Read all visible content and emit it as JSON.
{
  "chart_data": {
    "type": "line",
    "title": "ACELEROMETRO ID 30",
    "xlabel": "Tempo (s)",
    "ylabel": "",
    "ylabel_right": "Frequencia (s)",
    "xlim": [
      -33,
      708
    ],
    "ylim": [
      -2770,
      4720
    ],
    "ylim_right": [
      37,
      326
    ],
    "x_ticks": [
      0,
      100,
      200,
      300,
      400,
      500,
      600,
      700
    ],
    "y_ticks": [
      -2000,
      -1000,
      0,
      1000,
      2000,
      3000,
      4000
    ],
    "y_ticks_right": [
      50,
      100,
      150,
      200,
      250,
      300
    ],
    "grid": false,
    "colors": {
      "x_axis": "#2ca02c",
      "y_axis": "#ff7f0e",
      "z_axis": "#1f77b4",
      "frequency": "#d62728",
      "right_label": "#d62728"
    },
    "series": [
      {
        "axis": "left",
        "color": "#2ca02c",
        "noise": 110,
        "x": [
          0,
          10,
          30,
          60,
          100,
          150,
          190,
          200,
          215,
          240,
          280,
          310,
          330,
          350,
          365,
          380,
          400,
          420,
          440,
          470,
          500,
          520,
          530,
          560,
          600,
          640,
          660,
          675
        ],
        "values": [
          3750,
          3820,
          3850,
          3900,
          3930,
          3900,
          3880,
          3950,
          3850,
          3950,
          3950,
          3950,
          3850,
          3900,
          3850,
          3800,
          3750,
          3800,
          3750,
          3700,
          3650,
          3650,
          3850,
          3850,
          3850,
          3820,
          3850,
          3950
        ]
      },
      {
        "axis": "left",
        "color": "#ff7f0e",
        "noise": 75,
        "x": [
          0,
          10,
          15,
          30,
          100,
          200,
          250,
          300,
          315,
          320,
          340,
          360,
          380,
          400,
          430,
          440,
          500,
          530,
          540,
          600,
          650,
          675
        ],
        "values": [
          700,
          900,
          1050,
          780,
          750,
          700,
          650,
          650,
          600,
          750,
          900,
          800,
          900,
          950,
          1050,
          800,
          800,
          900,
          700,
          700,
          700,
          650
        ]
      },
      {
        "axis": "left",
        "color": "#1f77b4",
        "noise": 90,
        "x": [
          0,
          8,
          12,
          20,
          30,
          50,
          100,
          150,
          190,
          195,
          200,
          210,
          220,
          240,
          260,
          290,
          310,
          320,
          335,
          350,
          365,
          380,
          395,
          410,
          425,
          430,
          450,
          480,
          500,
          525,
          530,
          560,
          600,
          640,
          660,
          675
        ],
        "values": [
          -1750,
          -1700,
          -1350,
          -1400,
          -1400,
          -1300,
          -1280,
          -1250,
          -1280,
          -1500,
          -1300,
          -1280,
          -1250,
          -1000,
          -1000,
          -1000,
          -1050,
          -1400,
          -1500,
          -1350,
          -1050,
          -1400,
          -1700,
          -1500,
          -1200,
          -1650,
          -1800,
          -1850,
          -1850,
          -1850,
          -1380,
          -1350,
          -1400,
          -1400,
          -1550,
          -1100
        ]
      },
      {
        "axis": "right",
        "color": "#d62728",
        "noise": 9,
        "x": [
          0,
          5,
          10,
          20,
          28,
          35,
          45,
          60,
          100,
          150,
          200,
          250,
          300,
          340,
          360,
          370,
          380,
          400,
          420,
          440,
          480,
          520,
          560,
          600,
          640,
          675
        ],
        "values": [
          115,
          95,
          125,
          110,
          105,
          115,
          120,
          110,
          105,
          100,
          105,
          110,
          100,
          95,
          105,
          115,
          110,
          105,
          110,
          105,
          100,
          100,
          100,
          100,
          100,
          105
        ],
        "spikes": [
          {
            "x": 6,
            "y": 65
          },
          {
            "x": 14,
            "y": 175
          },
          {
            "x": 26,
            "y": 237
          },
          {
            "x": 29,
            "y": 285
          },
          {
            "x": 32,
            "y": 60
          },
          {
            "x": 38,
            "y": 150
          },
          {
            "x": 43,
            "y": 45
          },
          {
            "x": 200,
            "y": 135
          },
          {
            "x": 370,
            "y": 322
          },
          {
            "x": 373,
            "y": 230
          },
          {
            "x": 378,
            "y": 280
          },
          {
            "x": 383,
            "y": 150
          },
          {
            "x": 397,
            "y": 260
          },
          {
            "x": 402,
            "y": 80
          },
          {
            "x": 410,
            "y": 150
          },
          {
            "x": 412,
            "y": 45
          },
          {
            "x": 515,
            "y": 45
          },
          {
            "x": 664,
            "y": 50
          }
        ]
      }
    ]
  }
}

◆ Task statement
Return every entry verbatim.

◆ Written response
Read all visible content and emit it as JSON.
{
  "chart_data": {
    "type": "line",
    "title": "ACELEROMETRO ID 30",
    "xlabel": "Tempo (s)",
    "ylabel": "",
    "ylabel_right": "Frequencia (s)",
    "xlim": [
      -33,
      708
    ],
    "ylim": [
      -2770,
      4720
    ],
    "ylim_right": [
      37,
      326
    ],
    "x_ticks": [
      0,
      100,
      200,
      300,
      400,
      500,
      600,
      700
    ],
    "y_ticks": [
      -2000,
      -1000,
      0,
      1000,
      2000,
      3000,
      4000
    ],
    "y_ticks_right": [
      50,
      100,
      150,
      200,
      250,
      300
    ],
    "grid": false,
    "colors": {
      "x_axis": "#2ca02c",
      "y_axis": "#ff7f0e",
      "z_axis": "#1f77b4",
      "frequency": "#d62728",
      "right_label": "#d62728"
    },
    "series": [
      {
        "axis": "left",
        "color": "#2ca02c",
        "noise": 110,
        "x": [
          0,
          10,
          30,
          60,
          100,
          150,
          190,
          200,
          215,
          240,
          280,
          310,
          330,
          350,
          365,
          380,
          400,
          420,
          440,
          470,
          500,
          520,
          530,
          560,
          600,
          640,
          660,
          675
        ],
        "values": [
          3750,
          3820,
          3850,
          3900,
          3930,
          3900,
          3880,
          3950,
          3850,
          3950,
          3950,
          3950,
          3850,
          3900,
          3850,
          3800,
          3750,
          3800,
          3750,
          3700,
          3650,
          3650,
          3850,
          3850,
          3850,
          3820,
          3850,
          3950
        ]
      },
      {
        "axis": "left",
        "color": "#ff7f0e",
        "noise": 75,
        "x": [
          0,
          10,
          15,
          30,
          100,
          200,
          250,
          300,
          315,
          320,
          340,
          360,
          380,
          400,
          430,
          440,
          500,
          530,
          540,
          600,
          650,
          675
        ],
        "values": [
          700,
          900,
          1050,
          780,
          750,
          700,
          650,
          650,
          600,
          750,
          900,
          800,
          900,
          950,
          1050,
          800,
          800,
          900,
          700,
          700,
          700,
          650
        ]
      },
      {
        "axis": "left",
        "color": "#1f77b4",
        "noise": 90,
        "x": [
          0,
          8,
          12,
          20,
          30,
          50,
          100,
          150,
          190,
          195,
          200,
          210,
          220,
          240,
          260,
          290,
          310,
          320,
          335,
          350,
          365,
          380,
          395,
          410,
          425,
          430,
          450,
          480,
          500,
          525,
          530,
          560,
          600,
          640,
          660,
          675
        ],
        "values": [
          -1750,
          -1700,
          -1350,
          -1400,
          -1400,
          -1300,
          -1280,
          -1250,
          -1280,
          -1500,
          -1300,
          -1280,
          -1250,
          -1000,
          -1000,
          -1000,
          -1050,
          -1400,
          -1500,
          -1350,
          -1050,
          -1400,
          -1700,
          -1500,
          -1200,
          -1650,
          -1800,
          -1850,
          -1850,
          -1850,
          -1380,
          -1350,
          -1400,
          -1400,
          -1550,
          -1100
        ]
      },
      {
        "axis": "right",
        "color": "#d62728",
        "noise": 9,
        "x": [
          0,
          5,
          10,
          20,
          28,
          35,
          45,
          60,
          100,
          150,
          200,
          250,
          300,
          340,
          360,
          370,
          380,
          400,
          420,
          440,
          480,
          520,
          560,
          600,
          640,
          675
        ],
        "values": [
          115,
          95,
          125,
          110,
          105,
          115,
          120,
          110,
          105,
          100,
          105,
          110,
          100,
          95,
          105,
          115,
          110,
          105,
          110,
          105,
          100,
          100,
          100,
          100,
          100,
          105
        ],
        "spikes": [
          {
            "x": 6,
            "y": 65
          },
          {
            "x": 14,
            "y": 175
          },
          {
            "x": 26,
            "y": 237
          },
          {
            "x": 29,
            "y": 285
          },
          {
            "x": 32,
            "y": 60
          },
          {
            "x": 38,
            "y": 150
          },
          {
            "x": 43,
            "y": 45
          },
          {
            "x": 200,
            "y": 135
          },
          {
            "x": 370,
            "y": 322
          },
          {
            "x": 373,
            "y": 230
          },
          {
            "x": 378,
            "y": 280
          },
          {
            "x": 383,
            "y": 150
          },
          {
            "x": 397,
            "y": 260
          },
          {
            "x": 402,
            "y": 80
          },
          {
            "x": 410,
            "y": 150
          },
          {
            "x": 412,
            "y": 45
          },
          {
            "x": 515,
            "y": 45
          },
          {
            "x": 664,
            "y": 50
          }
        ]
      }
    ]
  }
}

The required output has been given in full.